### DATASET RECORDS
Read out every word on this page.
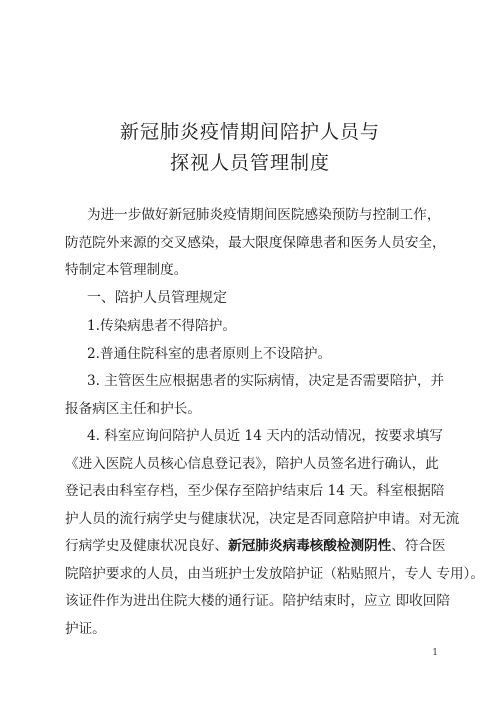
新冠肺炎疫情期间陪护人员与
探视人员管理制度
为进一步做好新冠肺炎疫情期间医院感染预防与控制工作，
防范院外来源的交叉感染，最大限度保障患者和医务人员安全，
特制定本管理制度。
一、陪护人员管理规定
1.传染病患者不得陪护。
2.普通住院科室的患者原则上不设陪护。
3. 主管医生应根据患者的实际病情，决定是否需要陪护，并
报备病区主任和护长。
4. 科室应询问陪护人员近 14 天内的活动情况，按要求填写
《进入医院人员核心信息登记表》，陪护人员签名进行确认，此
登记表由科室存档，至少保存至陪护结束后 14 天。科室根据陪
护人员的流行病学史与健康状况，决定是否同意陪护申请。对无流
行病学史及健康状况良好、新冠肺炎病毒核酸检测阴性、符合医
院陪护要求的人员，由当班护士发放陪护证（粘贴照片，专人 专用）。
该证件作为进出住院大楼的通行证。陪护结束时，应立 即收回陪
护证。
1
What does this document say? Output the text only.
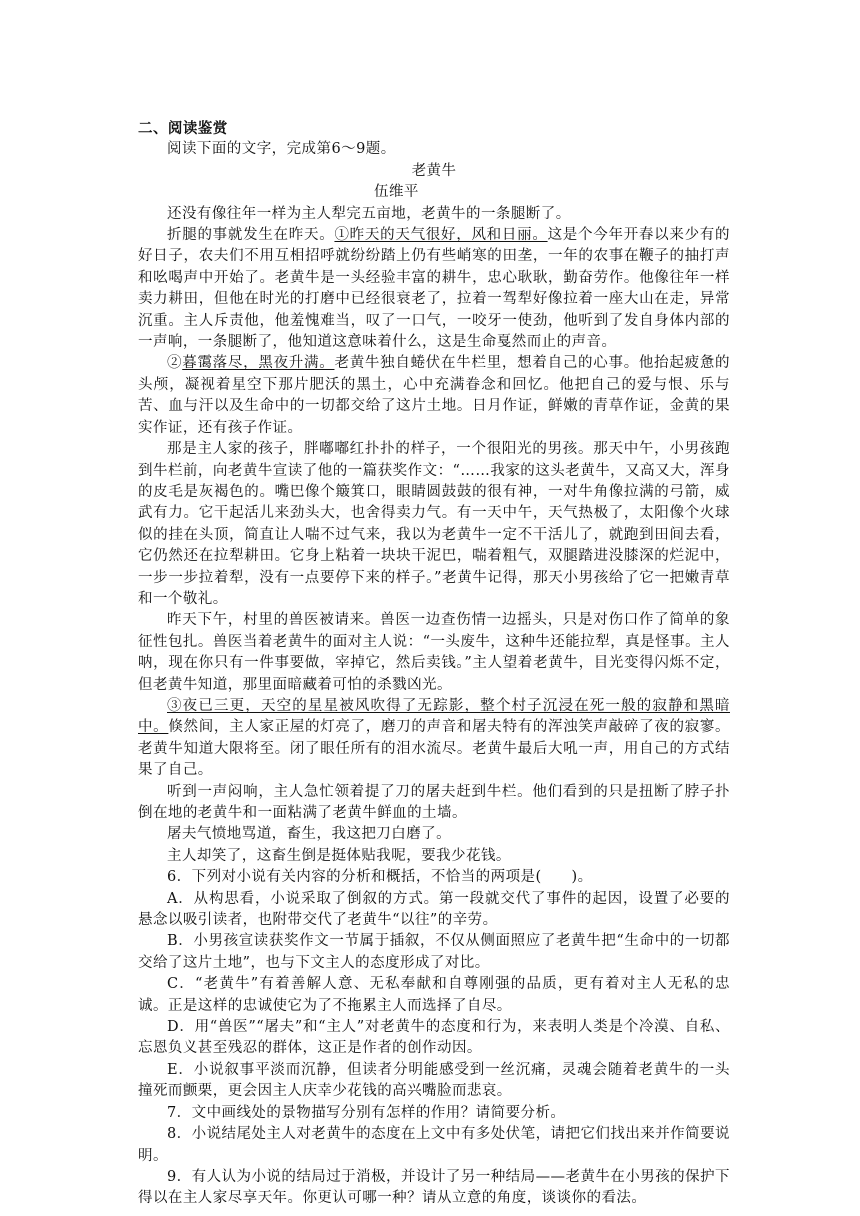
二、阅读鉴赏

阅读下面的文字，完成第6～9题。

老黄牛

伍维平

还没有像往年一样为主人犁完五亩地，老黄牛的一条腿断了。

折腿的事就发生在昨天。①昨天的天气很好，风和日丽。这是个今年开春以来少有的好日子，农夫们不用互相招呼就纷纷踏上仍有些峭寒的田垄，一年的农事在鞭子的抽打声和吆喝声中开始了。老黄牛是一头经验丰富的耕牛，忠心耿耿，勤奋劳作。他像往年一样卖力耕田，但他在时光的打磨中已经很衰老了，拉着一驾犁好像拉着一座大山在走，异常沉重。主人斥责他，他羞愧难当，叹了一口气，一咬牙一使劲，他听到了发自身体内部的一声响，一条腿断了，他知道这意味着什么，这是生命戛然而止的声音。

②暮霭落尽，黑夜升满。老黄牛独自蜷伏在牛栏里，想着自己的心事。他抬起疲惫的头颅，凝视着星空下那片肥沃的黑土，心中充满眷念和回忆。他把自己的爱与恨、乐与苦、血与汗以及生命中的一切都交给了这片土地。日月作证，鲜嫩的青草作证，金黄的果实作证，还有孩子作证。

那是主人家的孩子，胖嘟嘟红扑扑的样子，一个很阳光的男孩。那天中午，小男孩跑到牛栏前，向老黄牛宣读了他的一篇获奖作文：“……我家的这头老黄牛，又高又大，浑身的皮毛是灰褐色的。嘴巴像个簸箕口，眼睛圆鼓鼓的很有神，一对牛角像拉满的弓箭，威武有力。它干起活儿来劲头大，也舍得卖力气。有一天中午，天气热极了，太阳像个火球似的挂在头顶，简直让人喘不过气来，我以为老黄牛一定不干活儿了，就跑到田间去看，它仍然还在拉犁耕田。它身上粘着一块块干泥巴，喘着粗气，双腿踏进没膝深的烂泥中，一步一步拉着犁，没有一点要停下来的样子。”老黄牛记得，那天小男孩给了它一把嫩青草和一个敬礼。

昨天下午，村里的兽医被请来。兽医一边查伤情一边摇头，只是对伤口作了简单的象征性包扎。兽医当着老黄牛的面对主人说：“一头废牛，这种牛还能拉犁，真是怪事。主人呐，现在你只有一件事要做，宰掉它，然后卖钱。”主人望着老黄牛，目光变得闪烁不定，但老黄牛知道，那里面暗藏着可怕的杀戮凶光。

③夜已三更，天空的星星被风吹得了无踪影，整个村子沉浸在死一般的寂静和黑暗中。倏然间，主人家正屋的灯亮了，磨刀的声音和屠夫特有的浑浊笑声敲碎了夜的寂寥。老黄牛知道大限将至。闭了眼任所有的泪水流尽。老黄牛最后大吼一声，用自己的方式结果了自己。

听到一声闷响，主人急忙领着提了刀的屠夫赶到牛栏。他们看到的只是扭断了脖子扑倒在地的老黄牛和一面粘满了老黄牛鲜血的土墙。

屠夫气愤地骂道，畜生，我这把刀白磨了。

主人却笑了，这畜生倒是挺体贴我呢，要我少花钱。

6．下列对小说有关内容的分析和概括，不恰当的两项是(　　)。

A．从构思看，小说采取了倒叙的方式。第一段就交代了事件的起因，设置了必要的悬念以吸引读者，也附带交代了老黄牛“以往”的辛劳。

B．小男孩宣读获奖作文一节属于插叙，不仅从侧面照应了老黄牛把“生命中的一切都交给了这片土地”，也与下文主人的态度形成了对比。

C．“老黄牛”有着善解人意、无私奉献和自尊刚强的品质，更有着对主人无私的忠诚。正是这样的忠诚使它为了不拖累主人而选择了自尽。

D．用“兽医”“屠夫”和“主人”对老黄牛的态度和行为，来表明人类是个冷漠、自私、忘恩负义甚至残忍的群体，这正是作者的创作动因。

E．小说叙事平淡而沉静，但读者分明能感受到一丝沉痛，灵魂会随着老黄牛的一头撞死而颤栗，更会因主人庆幸少花钱的高兴嘴脸而悲哀。

7．文中画线处的景物描写分别有怎样的作用？请简要分析。

8．小说结尾处主人对老黄牛的态度在上文中有多处伏笔，请把它们找出来并作简要说明。

9．有人认为小说的结局过于消极，并设计了另一种结局——老黄牛在小男孩的保护下得以在主人家尽享天年。你更认可哪一种？请从立意的角度，谈谈你的看法。
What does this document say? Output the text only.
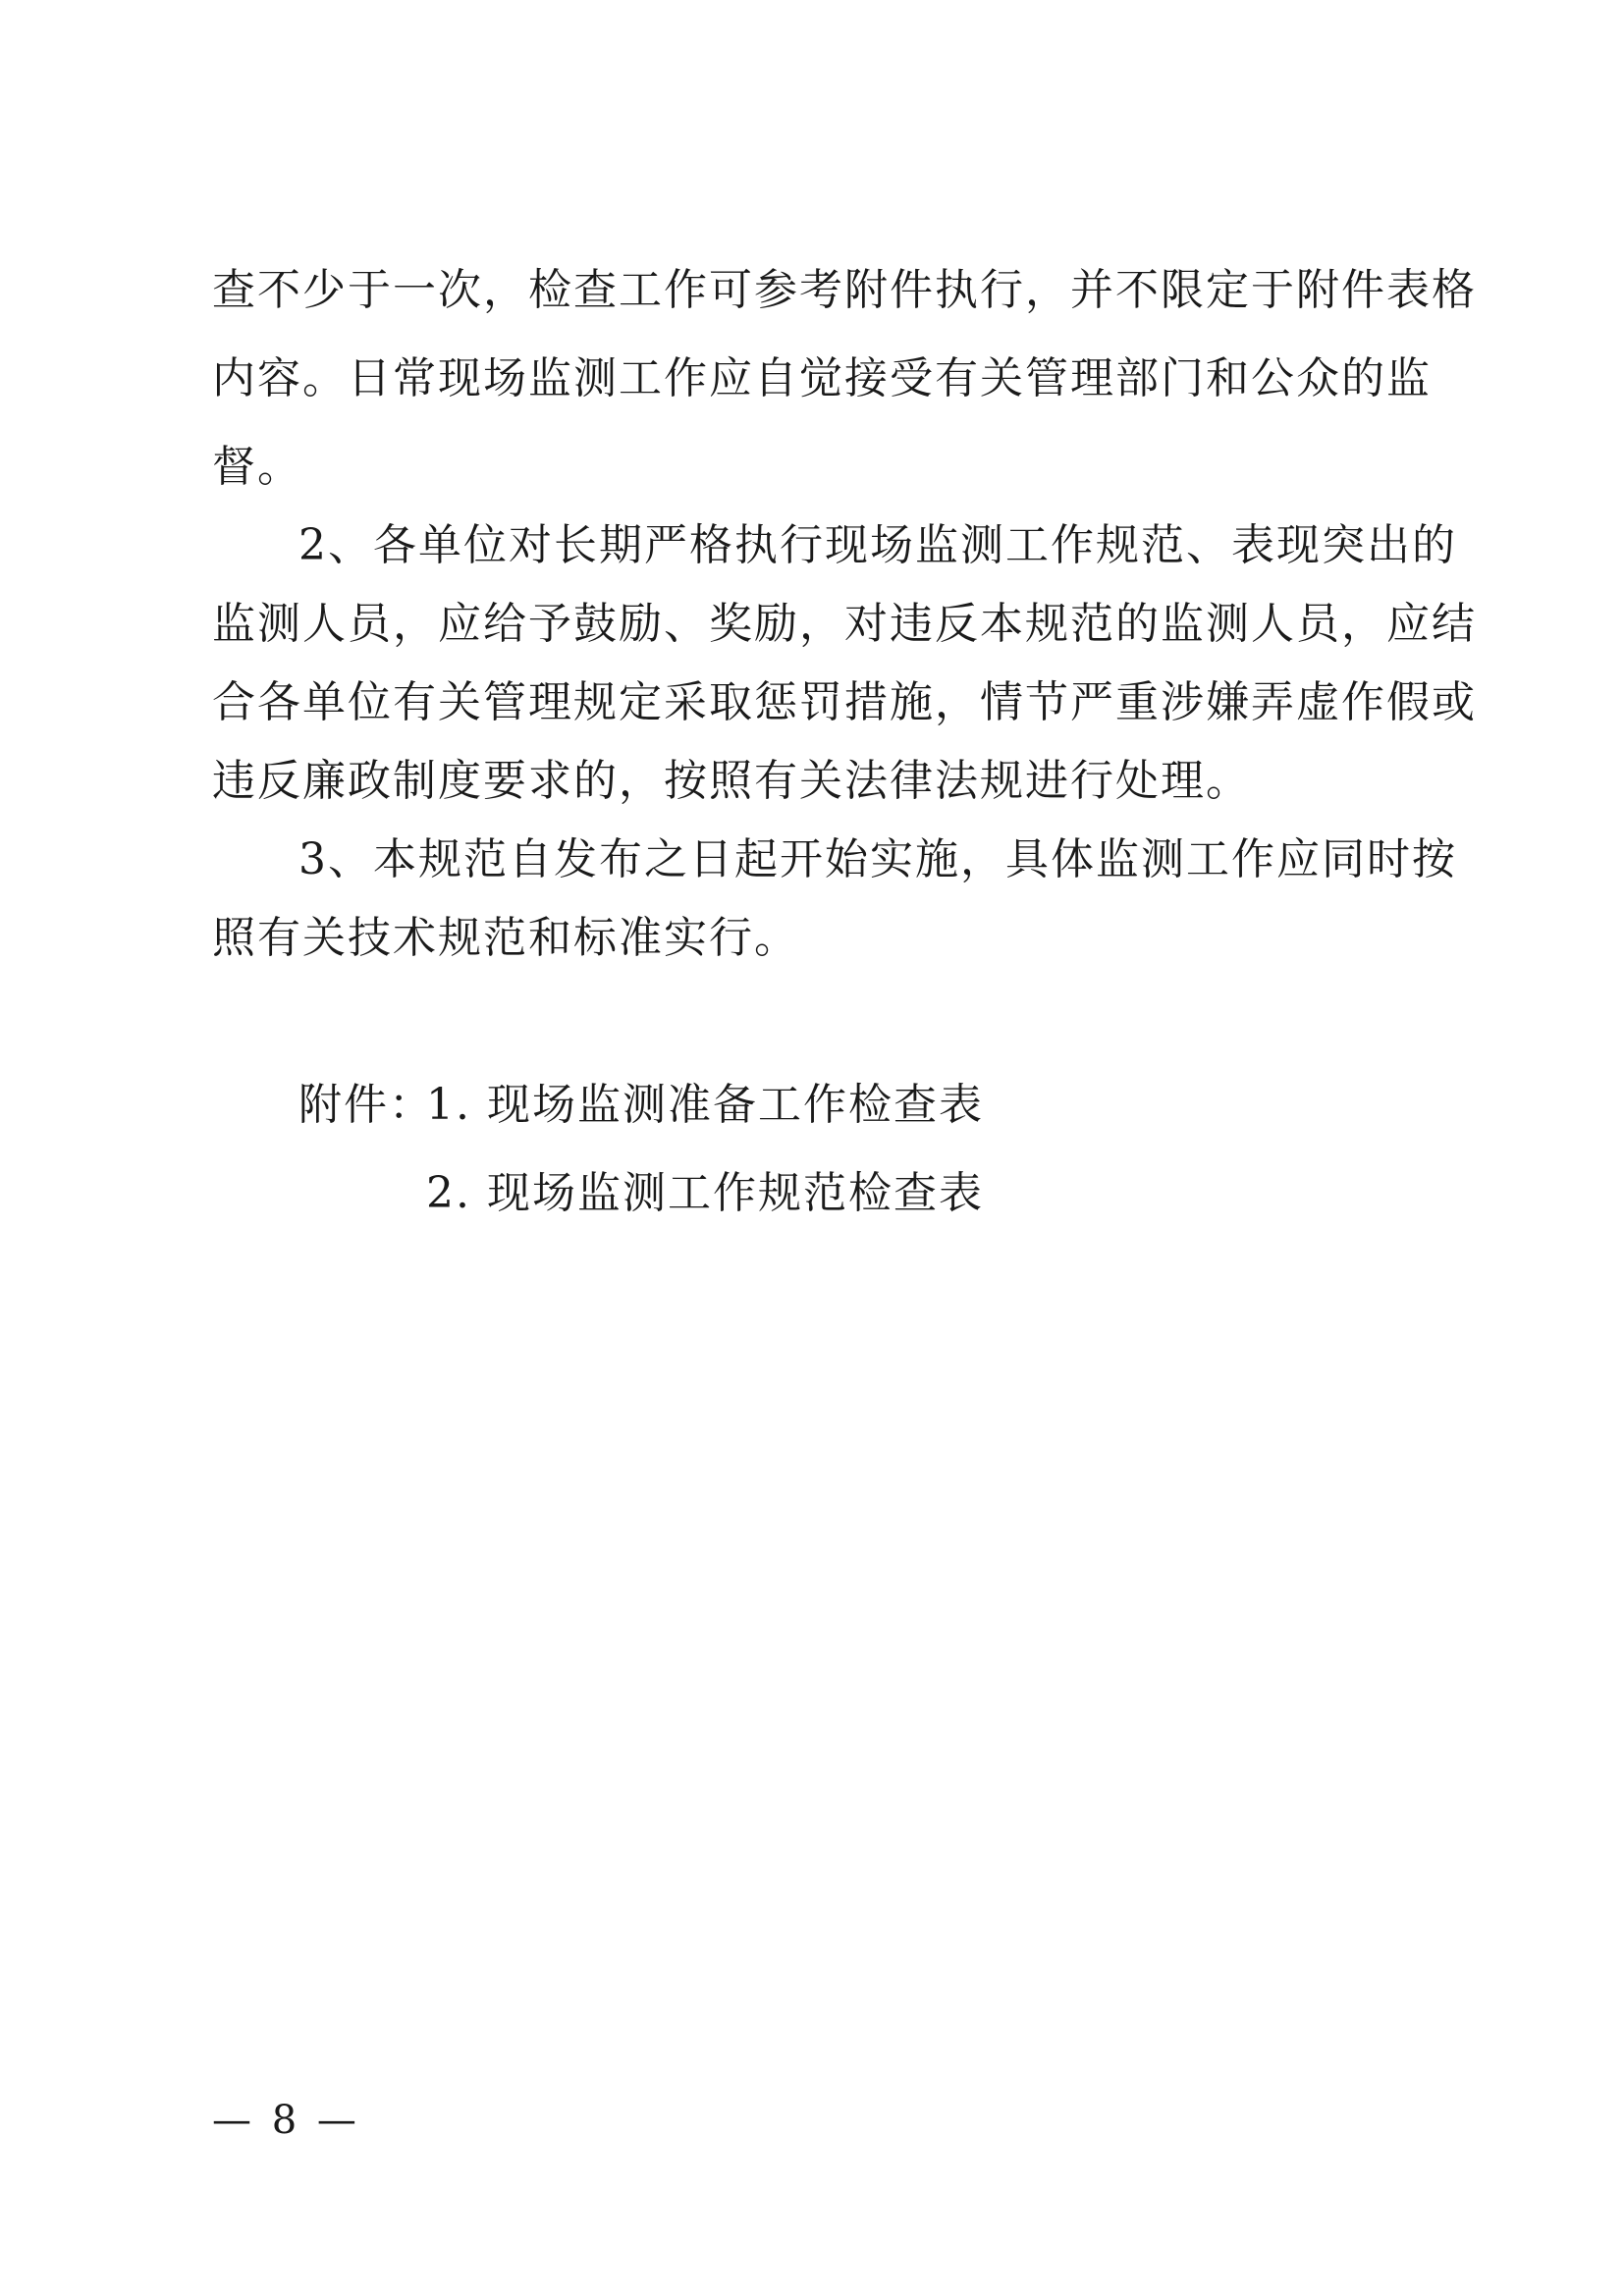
查不少于一次，检查工作可参考附件执行，并不限定于附件表格
内容。日常现场监测工作应自觉接受有关管理部门和公众的监
督。
2、各单位对长期严格执行现场监测工作规范、表现突出的
监测人员，应给予鼓励、奖励，对违反本规范的监测人员，应结
合各单位有关管理规定采取惩罚措施，情节严重涉嫌弄虚作假或
违反廉政制度要求的，按照有关法律法规进行处理。
3、本规范自发布之日起开始实施，具体监测工作应同时按
照有关技术规范和标准实行。
附件：
1. 现场监测准备工作检查表
2. 现场监测工作规范检查表
— 8 —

### WRITTEN REQUEST
Transcribe the full listing above exactly as it stands, minus the pictures.

### SOLUTION FOR THIS TASK
Read out every word on this page.
新冠肺炎疫情期间陪护人员与
探视人员管理制度
为进一步做好新冠肺炎疫情期间医院感染预防与控制工作，
防范院外来源的交叉感染，最大限度保障患者和医务人员安全，
特制定本管理制度。
一、陪护人员管理规定
1.传染病患者不得陪护。
2.普通住院科室的患者原则上不设陪护。
3. 主管医生应根据患者的实际病情，决定是否需要陪护，并
报备病区主任和护长。
4. 科室应询问陪护人员近 14 天内的活动情况，按要求填写
《进入医院人员核心信息登记表》，陪护人员签名进行确认，此
登记表由科室存档，至少保存至陪护结束后 14 天。科室根据陪
护人员的流行病学史与健康状况，决定是否同意陪护申请。对无流
行病学史及健康状况良好、新冠肺炎病毒核酸检测阴性、符合医
院陪护要求的人员，由当班护士发放陪护证（粘贴照片，专人 专用）。
该证件作为进出住院大楼的通行证。陪护结束时，应立 即收回陪
护证。
1
What does this document say? Output the text only.
二、阅读鉴赏

阅读下面的文字，完成第6～9题。

老黄牛

伍维平

还没有像往年一样为主人犁完五亩地，老黄牛的一条腿断了。

折腿的事就发生在昨天。①昨天的天气很好，风和日丽。这是个今年开春以来少有的好日子，农夫们不用互相招呼就纷纷踏上仍有些峭寒的田垄，一年的农事在鞭子的抽打声和吆喝声中开始了。老黄牛是一头经验丰富的耕牛，忠心耿耿，勤奋劳作。他像往年一样卖力耕田，但他在时光的打磨中已经很衰老了，拉着一驾犁好像拉着一座大山在走，异常沉重。主人斥责他，他羞愧难当，叹了一口气，一咬牙一使劲，他听到了发自身体内部的一声响，一条腿断了，他知道这意味着什么，这是生命戛然而止的声音。

②暮霭落尽，黑夜升满。老黄牛独自蜷伏在牛栏里，想着自己的心事。他抬起疲惫的头颅，凝视着星空下那片肥沃的黑土，心中充满眷念和回忆。他把自己的爱与恨、乐与苦、血与汗以及生命中的一切都交给了这片土地。日月作证，鲜嫩的青草作证，金黄的果实作证，还有孩子作证。

那是主人家的孩子，胖嘟嘟红扑扑的样子，一个很阳光的男孩。那天中午，小男孩跑到牛栏前，向老黄牛宣读了他的一篇获奖作文：“……我家的这头老黄牛，又高又大，浑身的皮毛是灰褐色的。嘴巴像个簸箕口，眼睛圆鼓鼓的很有神，一对牛角像拉满的弓箭，威武有力。它干起活儿来劲头大，也舍得卖力气。有一天中午，天气热极了，太阳像个火球似的挂在头顶，简直让人喘不过气来，我以为老黄牛一定不干活儿了，就跑到田间去看，它仍然还在拉犁耕田。它身上粘着一块块干泥巴，喘着粗气，双腿踏进没膝深的烂泥中，一步一步拉着犁，没有一点要停下来的样子。”老黄牛记得，那天小男孩给了它一把嫩青草和一个敬礼。

昨天下午，村里的兽医被请来。兽医一边查伤情一边摇头，只是对伤口作了简单的象征性包扎。兽医当着老黄牛的面对主人说：“一头废牛，这种牛还能拉犁，真是怪事。主人呐，现在你只有一件事要做，宰掉它，然后卖钱。”主人望着老黄牛，目光变得闪烁不定，但老黄牛知道，那里面暗藏着可怕的杀戮凶光。

③夜已三更，天空的星星被风吹得了无踪影，整个村子沉浸在死一般的寂静和黑暗中。倏然间，主人家正屋的灯亮了，磨刀的声音和屠夫特有的浑浊笑声敲碎了夜的寂寥。老黄牛知道大限将至。闭了眼任所有的泪水流尽。老黄牛最后大吼一声，用自己的方式结果了自己。

听到一声闷响，主人急忙领着提了刀的屠夫赶到牛栏。他们看到的只是扭断了脖子扑倒在地的老黄牛和一面粘满了老黄牛鲜血的土墙。

屠夫气愤地骂道，畜生，我这把刀白磨了。

主人却笑了，这畜生倒是挺体贴我呢，要我少花钱。

6．下列对小说有关内容的分析和概括，不恰当的两项是(　　)。

A．从构思看，小说采取了倒叙的方式。第一段就交代了事件的起因，设置了必要的悬念以吸引读者，也附带交代了老黄牛“以往”的辛劳。

B．小男孩宣读获奖作文一节属于插叙，不仅从侧面照应了老黄牛把“生命中的一切都交给了这片土地”，也与下文主人的态度形成了对比。

C．“老黄牛”有着善解人意、无私奉献和自尊刚强的品质，更有着对主人无私的忠诚。正是这样的忠诚使它为了不拖累主人而选择了自尽。

D．用“兽医”“屠夫”和“主人”对老黄牛的态度和行为，来表明人类是个冷漠、自私、忘恩负义甚至残忍的群体，这正是作者的创作动因。

E．小说叙事平淡而沉静，但读者分明能感受到一丝沉痛，灵魂会随着老黄牛的一头撞死而颤栗，更会因主人庆幸少花钱的高兴嘴脸而悲哀。

7．文中画线处的景物描写分别有怎样的作用？请简要分析。

8．小说结尾处主人对老黄牛的态度在上文中有多处伏笔，请把它们找出来并作简要说明。

9．有人认为小说的结局过于消极，并设计了另一种结局——老黄牛在小男孩的保护下得以在主人家尽享天年。你更认可哪一种？请从立意的角度，谈谈你的看法。
What does this document say? Output the text only.
查不少于一次，检查工作可参考附件执行，并不限定于附件表格
内容。日常现场监测工作应自觉接受有关管理部门和公众的监
督。
2、各单位对长期严格执行现场监测工作规范、表现突出的
监测人员，应给予鼓励、奖励，对违反本规范的监测人员，应结
合各单位有关管理规定采取惩罚措施，情节严重涉嫌弄虚作假或
违反廉政制度要求的，按照有关法律法规进行处理。
3、本规范自发布之日起开始实施，具体监测工作应同时按
照有关技术规范和标准实行。
附件：
1. 现场监测准备工作检查表
2. 现场监测工作规范检查表
— 8 —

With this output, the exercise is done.